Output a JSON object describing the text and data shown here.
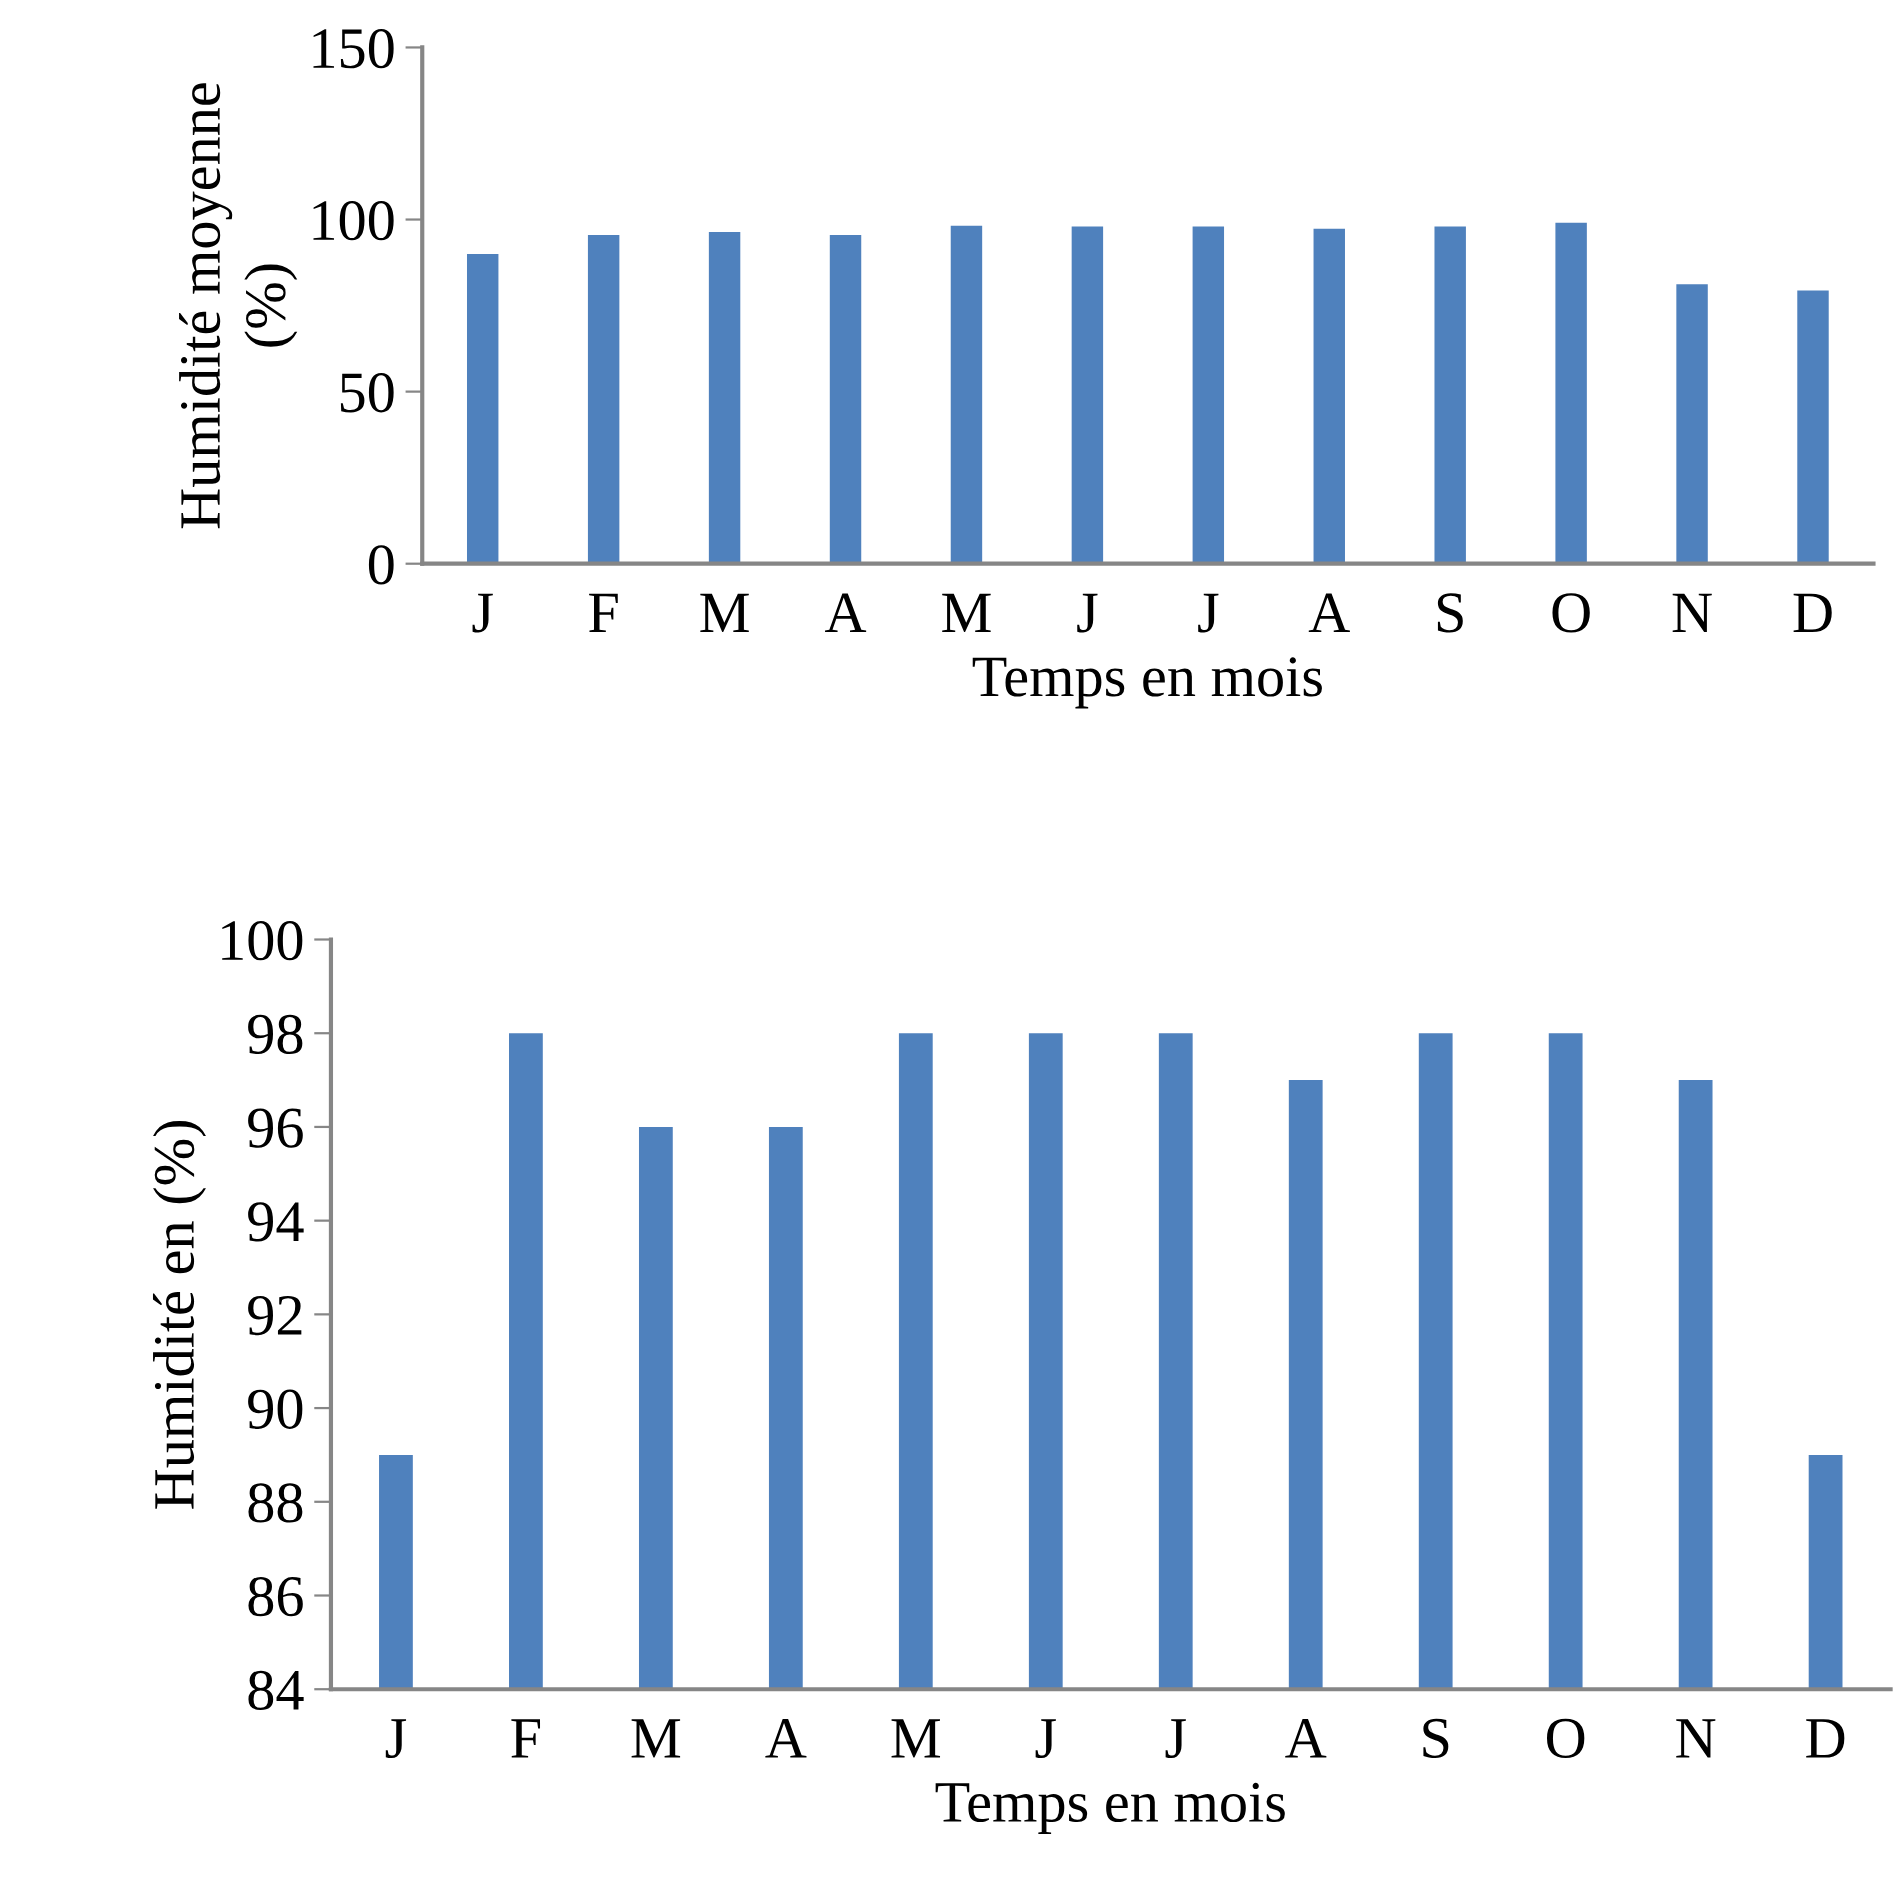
{
  "chart_data": [
    {
      "type": "bar",
      "xlabel": "Temps en mois",
      "ylabel": "Humidité moyenne (%)",
      "categories": [
        "J",
        "F",
        "M",
        "A",
        "M",
        "J",
        "J",
        "A",
        "S",
        "O",
        "N",
        "D"
      ],
      "series": [
        {
          "color": "#4f81bd",
          "values": [
            90,
            95.5,
            96.4,
            95.5,
            98.2,
            98,
            98,
            97.3,
            98,
            99.1,
            81.2,
            79.4
          ]
        }
      ],
      "ylim": [
        0,
        150
      ],
      "yticks": [
        0,
        50,
        100,
        150
      ]
    },
    {
      "type": "bar",
      "xlabel": "Temps en mois",
      "ylabel": "Humidité en (%)",
      "categories": [
        "J",
        "F",
        "M",
        "A",
        "M",
        "J",
        "J",
        "A",
        "S",
        "O",
        "N",
        "D"
      ],
      "series": [
        {
          "color": "#4f81bd",
          "values": [
            89,
            98,
            96,
            96,
            98,
            98,
            98,
            97,
            98,
            98,
            97,
            89
          ]
        }
      ],
      "ylim": [
        84,
        100
      ],
      "yticks": [
        84,
        86,
        88,
        90,
        92,
        94,
        96,
        98,
        100
      ]
    }
  ]
}
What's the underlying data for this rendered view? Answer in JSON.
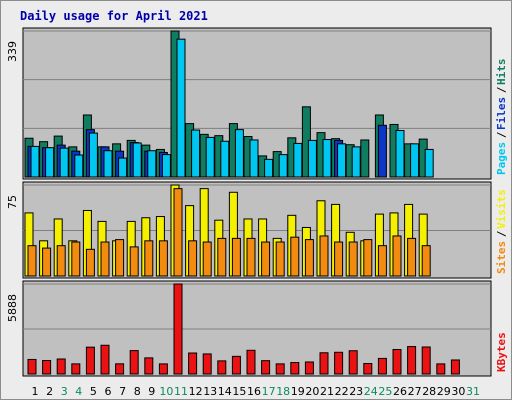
{
  "page": {
    "title": "Daily usage for April 2021"
  },
  "colors": {
    "background": "#ececec",
    "panel": "#c0c0c0",
    "title": "#0000aa",
    "hits": "#107c60",
    "files": "#0b36c6",
    "pages": "#00c7f2",
    "visits": "#f5f000",
    "sites": "#f28b0f",
    "kbytes": "#ea1212",
    "weekday_label": "#000000",
    "weekend_label": "#0a8a64"
  },
  "chart_data": [
    {
      "type": "bar",
      "name": "hits-files-pages",
      "categories": [
        "1",
        "2",
        "3",
        "4",
        "5",
        "6",
        "7",
        "8",
        "9",
        "10",
        "11",
        "12",
        "13",
        "14",
        "15",
        "16",
        "17",
        "18",
        "19",
        "20",
        "21",
        "22",
        "23",
        "24",
        "25",
        "26",
        "27",
        "28",
        "29",
        "30",
        "31"
      ],
      "weekend_days": [
        3,
        4,
        10,
        11,
        17,
        18,
        24,
        25,
        31
      ],
      "y_max_label": "339",
      "ylim": [
        0,
        339
      ],
      "legend": [
        {
          "label": "Pages",
          "color_key": "pages"
        },
        {
          "label": "Files",
          "color_key": "files"
        },
        {
          "label": "Hits",
          "color_key": "hits"
        }
      ],
      "series": [
        {
          "name": "Hits",
          "color_key": "hits",
          "values": [
            90,
            82,
            95,
            70,
            144,
            70,
            77,
            85,
            74,
            64,
            339,
            124,
            99,
            96,
            124,
            94,
            49,
            59,
            91,
            163,
            103,
            89,
            75,
            86,
            144,
            122,
            77,
            88,
            0,
            0,
            0
          ]
        },
        {
          "name": "Files",
          "color_key": "files",
          "values": [
            71,
            68,
            74,
            60,
            110,
            70,
            60,
            80,
            60,
            57,
            0,
            0,
            0,
            0,
            0,
            0,
            0,
            0,
            0,
            0,
            0,
            85,
            0,
            0,
            120,
            0,
            0,
            0,
            0,
            0,
            0
          ]
        },
        {
          "name": "Pages",
          "color_key": "pages",
          "values": [
            71,
            68,
            67,
            51,
            102,
            61,
            44,
            79,
            61,
            52,
            320,
            109,
            92,
            83,
            110,
            86,
            41,
            52,
            78,
            85,
            87,
            77,
            70,
            0,
            0,
            108,
            77,
            64,
            0,
            0,
            0
          ]
        }
      ]
    },
    {
      "type": "bar",
      "name": "visits-sites",
      "categories": [
        "1",
        "2",
        "3",
        "4",
        "5",
        "6",
        "7",
        "8",
        "9",
        "10",
        "11",
        "12",
        "13",
        "14",
        "15",
        "16",
        "17",
        "18",
        "19",
        "20",
        "21",
        "22",
        "23",
        "24",
        "25",
        "26",
        "27",
        "28",
        "29",
        "30",
        "31"
      ],
      "y_max_label": "75",
      "ylim": [
        0,
        75
      ],
      "legend": [
        {
          "label": "Sites",
          "color_key": "sites"
        },
        {
          "label": "Visits",
          "color_key": "visits"
        }
      ],
      "series": [
        {
          "name": "Visits",
          "color_key": "visits",
          "values": [
            52,
            29,
            47,
            29,
            54,
            45,
            29,
            45,
            48,
            49,
            75,
            58,
            72,
            46,
            69,
            47,
            47,
            31,
            50,
            40,
            62,
            59,
            36,
            29,
            51,
            52,
            59,
            51,
            0,
            0,
            0
          ]
        },
        {
          "name": "Sites",
          "color_key": "sites",
          "values": [
            25,
            23,
            25,
            28,
            22,
            28,
            30,
            24,
            29,
            29,
            72,
            29,
            28,
            31,
            31,
            31,
            28,
            28,
            32,
            30,
            33,
            28,
            28,
            30,
            25,
            33,
            31,
            25,
            0,
            0,
            0
          ]
        }
      ]
    },
    {
      "type": "bar",
      "name": "kbytes",
      "categories": [
        "1",
        "2",
        "3",
        "4",
        "5",
        "6",
        "7",
        "8",
        "9",
        "10",
        "11",
        "12",
        "13",
        "14",
        "15",
        "16",
        "17",
        "18",
        "19",
        "20",
        "21",
        "22",
        "23",
        "24",
        "25",
        "26",
        "27",
        "28",
        "29",
        "30",
        "31"
      ],
      "y_max_label": "5888",
      "ylim": [
        0,
        5888
      ],
      "legend": [
        {
          "label": "KBytes",
          "color_key": "kbytes"
        }
      ],
      "series": [
        {
          "name": "KBytes",
          "color_key": "kbytes",
          "values": [
            952,
            882,
            982,
            663,
            1755,
            1880,
            666,
            1531,
            1055,
            661,
            5888,
            1373,
            1313,
            859,
            1155,
            1550,
            873,
            663,
            751,
            787,
            1390,
            1421,
            1523,
            686,
            1020,
            1603,
            1795,
            1767,
            662,
            917,
            0
          ]
        }
      ]
    }
  ]
}
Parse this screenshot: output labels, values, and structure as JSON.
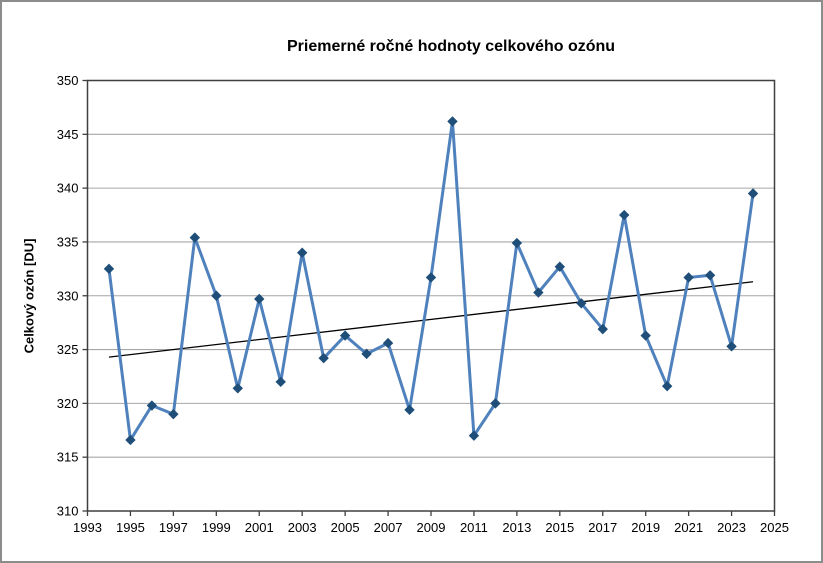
{
  "window": {
    "background_color": "#ffffff",
    "border_color": "#8c8c8c"
  },
  "chart_data": {
    "type": "line",
    "title": "Priemerné ročné hodnoty celkového ozónu",
    "ylabel": "Celkový ozón [DU]",
    "xlabel": "",
    "x": [
      1994,
      1995,
      1996,
      1997,
      1998,
      1999,
      2000,
      2001,
      2002,
      2003,
      2004,
      2005,
      2006,
      2007,
      2008,
      2009,
      2010,
      2011,
      2012,
      2013,
      2014,
      2015,
      2016,
      2017,
      2018,
      2019,
      2020,
      2021,
      2022,
      2023,
      2024
    ],
    "values": [
      332.5,
      316.6,
      319.8,
      319.0,
      335.4,
      330.0,
      321.4,
      329.7,
      322.0,
      334.0,
      324.2,
      326.3,
      324.6,
      325.6,
      319.4,
      331.7,
      346.2,
      317.0,
      320.0,
      334.9,
      330.3,
      332.7,
      329.3,
      326.9,
      337.5,
      326.3,
      321.6,
      331.7,
      331.9,
      325.3,
      339.5
    ],
    "ylim": [
      310,
      350
    ],
    "xlim": [
      1993,
      2025
    ],
    "ytick_step": 5,
    "xtick_step": 2,
    "grid": true,
    "legend": "none",
    "marker_shape": "diamond",
    "trendline": {
      "x1": 1994,
      "value1": 324.3,
      "x2": 2024,
      "value2": 331.3
    },
    "colors": {
      "line": "#4f81bd",
      "marker": "#1f4e79",
      "grid": "#a6a6a6",
      "axis": "#3f3f3f",
      "trend": "#000000",
      "text": "#000000"
    }
  }
}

### Work instructions
Print each record exactly as it stands, leaving the images out.

### The response
Output a JSON object describing the text and data shown here.
{
  "chart_data": [
    {
      "type": "bar",
      "xlabel": "Temps en mois",
      "ylabel": "Humidité moyenne (%)",
      "categories": [
        "J",
        "F",
        "M",
        "A",
        "M",
        "J",
        "J",
        "A",
        "S",
        "O",
        "N",
        "D"
      ],
      "series": [
        {
          "color": "#4f81bd",
          "values": [
            90,
            95.5,
            96.4,
            95.5,
            98.2,
            98,
            98,
            97.3,
            98,
            99.1,
            81.2,
            79.4
          ]
        }
      ],
      "ylim": [
        0,
        150
      ],
      "yticks": [
        0,
        50,
        100,
        150
      ]
    },
    {
      "type": "bar",
      "xlabel": "Temps en mois",
      "ylabel": "Humidité en (%)",
      "categories": [
        "J",
        "F",
        "M",
        "A",
        "M",
        "J",
        "J",
        "A",
        "S",
        "O",
        "N",
        "D"
      ],
      "series": [
        {
          "color": "#4f81bd",
          "values": [
            89,
            98,
            96,
            96,
            98,
            98,
            98,
            97,
            98,
            98,
            97,
            89
          ]
        }
      ],
      "ylim": [
        84,
        100
      ],
      "yticks": [
        84,
        86,
        88,
        90,
        92,
        94,
        96,
        98,
        100
      ]
    }
  ]
}
What's the underlying data for this rendered view? Answer in JSON.
{
  "page": {
    "title": "Daily usage for April 2021"
  },
  "colors": {
    "background": "#ececec",
    "panel": "#c0c0c0",
    "title": "#0000aa",
    "hits": "#107c60",
    "files": "#0b36c6",
    "pages": "#00c7f2",
    "visits": "#f5f000",
    "sites": "#f28b0f",
    "kbytes": "#ea1212",
    "weekday_label": "#000000",
    "weekend_label": "#0a8a64"
  },
  "chart_data": [
    {
      "type": "bar",
      "name": "hits-files-pages",
      "categories": [
        "1",
        "2",
        "3",
        "4",
        "5",
        "6",
        "7",
        "8",
        "9",
        "10",
        "11",
        "12",
        "13",
        "14",
        "15",
        "16",
        "17",
        "18",
        "19",
        "20",
        "21",
        "22",
        "23",
        "24",
        "25",
        "26",
        "27",
        "28",
        "29",
        "30",
        "31"
      ],
      "weekend_days": [
        3,
        4,
        10,
        11,
        17,
        18,
        24,
        25,
        31
      ],
      "y_max_label": "339",
      "ylim": [
        0,
        339
      ],
      "legend": [
        {
          "label": "Pages",
          "color_key": "pages"
        },
        {
          "label": "Files",
          "color_key": "files"
        },
        {
          "label": "Hits",
          "color_key": "hits"
        }
      ],
      "series": [
        {
          "name": "Hits",
          "color_key": "hits",
          "values": [
            90,
            82,
            95,
            70,
            144,
            70,
            77,
            85,
            74,
            64,
            339,
            124,
            99,
            96,
            124,
            94,
            49,
            59,
            91,
            163,
            103,
            89,
            75,
            86,
            144,
            122,
            77,
            88,
            0,
            0,
            0
          ]
        },
        {
          "name": "Files",
          "color_key": "files",
          "values": [
            71,
            68,
            74,
            60,
            110,
            70,
            60,
            80,
            60,
            57,
            0,
            0,
            0,
            0,
            0,
            0,
            0,
            0,
            0,
            0,
            0,
            85,
            0,
            0,
            120,
            0,
            0,
            0,
            0,
            0,
            0
          ]
        },
        {
          "name": "Pages",
          "color_key": "pages",
          "values": [
            71,
            68,
            67,
            51,
            102,
            61,
            44,
            79,
            61,
            52,
            320,
            109,
            92,
            83,
            110,
            86,
            41,
            52,
            78,
            85,
            87,
            77,
            70,
            0,
            0,
            108,
            77,
            64,
            0,
            0,
            0
          ]
        }
      ]
    },
    {
      "type": "bar",
      "name": "visits-sites",
      "categories": [
        "1",
        "2",
        "3",
        "4",
        "5",
        "6",
        "7",
        "8",
        "9",
        "10",
        "11",
        "12",
        "13",
        "14",
        "15",
        "16",
        "17",
        "18",
        "19",
        "20",
        "21",
        "22",
        "23",
        "24",
        "25",
        "26",
        "27",
        "28",
        "29",
        "30",
        "31"
      ],
      "y_max_label": "75",
      "ylim": [
        0,
        75
      ],
      "legend": [
        {
          "label": "Sites",
          "color_key": "sites"
        },
        {
          "label": "Visits",
          "color_key": "visits"
        }
      ],
      "series": [
        {
          "name": "Visits",
          "color_key": "visits",
          "values": [
            52,
            29,
            47,
            29,
            54,
            45,
            29,
            45,
            48,
            49,
            75,
            58,
            72,
            46,
            69,
            47,
            47,
            31,
            50,
            40,
            62,
            59,
            36,
            29,
            51,
            52,
            59,
            51,
            0,
            0,
            0
          ]
        },
        {
          "name": "Sites",
          "color_key": "sites",
          "values": [
            25,
            23,
            25,
            28,
            22,
            28,
            30,
            24,
            29,
            29,
            72,
            29,
            28,
            31,
            31,
            31,
            28,
            28,
            32,
            30,
            33,
            28,
            28,
            30,
            25,
            33,
            31,
            25,
            0,
            0,
            0
          ]
        }
      ]
    },
    {
      "type": "bar",
      "name": "kbytes",
      "categories": [
        "1",
        "2",
        "3",
        "4",
        "5",
        "6",
        "7",
        "8",
        "9",
        "10",
        "11",
        "12",
        "13",
        "14",
        "15",
        "16",
        "17",
        "18",
        "19",
        "20",
        "21",
        "22",
        "23",
        "24",
        "25",
        "26",
        "27",
        "28",
        "29",
        "30",
        "31"
      ],
      "y_max_label": "5888",
      "ylim": [
        0,
        5888
      ],
      "legend": [
        {
          "label": "KBytes",
          "color_key": "kbytes"
        }
      ],
      "series": [
        {
          "name": "KBytes",
          "color_key": "kbytes",
          "values": [
            952,
            882,
            982,
            663,
            1755,
            1880,
            666,
            1531,
            1055,
            661,
            5888,
            1373,
            1313,
            859,
            1155,
            1550,
            873,
            663,
            751,
            787,
            1390,
            1421,
            1523,
            686,
            1020,
            1603,
            1795,
            1767,
            662,
            917,
            0
          ]
        }
      ]
    }
  ]
}
Parse this screenshot: output labels, values, and structure as JSON.
{
  "window": {
    "background_color": "#ffffff",
    "border_color": "#8c8c8c"
  },
  "chart_data": {
    "type": "line",
    "title": "Priemerné ročné hodnoty celkového ozónu",
    "ylabel": "Celkový ozón [DU]",
    "xlabel": "",
    "x": [
      1994,
      1995,
      1996,
      1997,
      1998,
      1999,
      2000,
      2001,
      2002,
      2003,
      2004,
      2005,
      2006,
      2007,
      2008,
      2009,
      2010,
      2011,
      2012,
      2013,
      2014,
      2015,
      2016,
      2017,
      2018,
      2019,
      2020,
      2021,
      2022,
      2023,
      2024
    ],
    "values": [
      332.5,
      316.6,
      319.8,
      319.0,
      335.4,
      330.0,
      321.4,
      329.7,
      322.0,
      334.0,
      324.2,
      326.3,
      324.6,
      325.6,
      319.4,
      331.7,
      346.2,
      317.0,
      320.0,
      334.9,
      330.3,
      332.7,
      329.3,
      326.9,
      337.5,
      326.3,
      321.6,
      331.7,
      331.9,
      325.3,
      339.5
    ],
    "ylim": [
      310,
      350
    ],
    "xlim": [
      1993,
      2025
    ],
    "ytick_step": 5,
    "xtick_step": 2,
    "grid": true,
    "legend": "none",
    "marker_shape": "diamond",
    "trendline": {
      "x1": 1994,
      "value1": 324.3,
      "x2": 2024,
      "value2": 331.3
    },
    "colors": {
      "line": "#4f81bd",
      "marker": "#1f4e79",
      "grid": "#a6a6a6",
      "axis": "#3f3f3f",
      "trend": "#000000",
      "text": "#000000"
    }
  }
}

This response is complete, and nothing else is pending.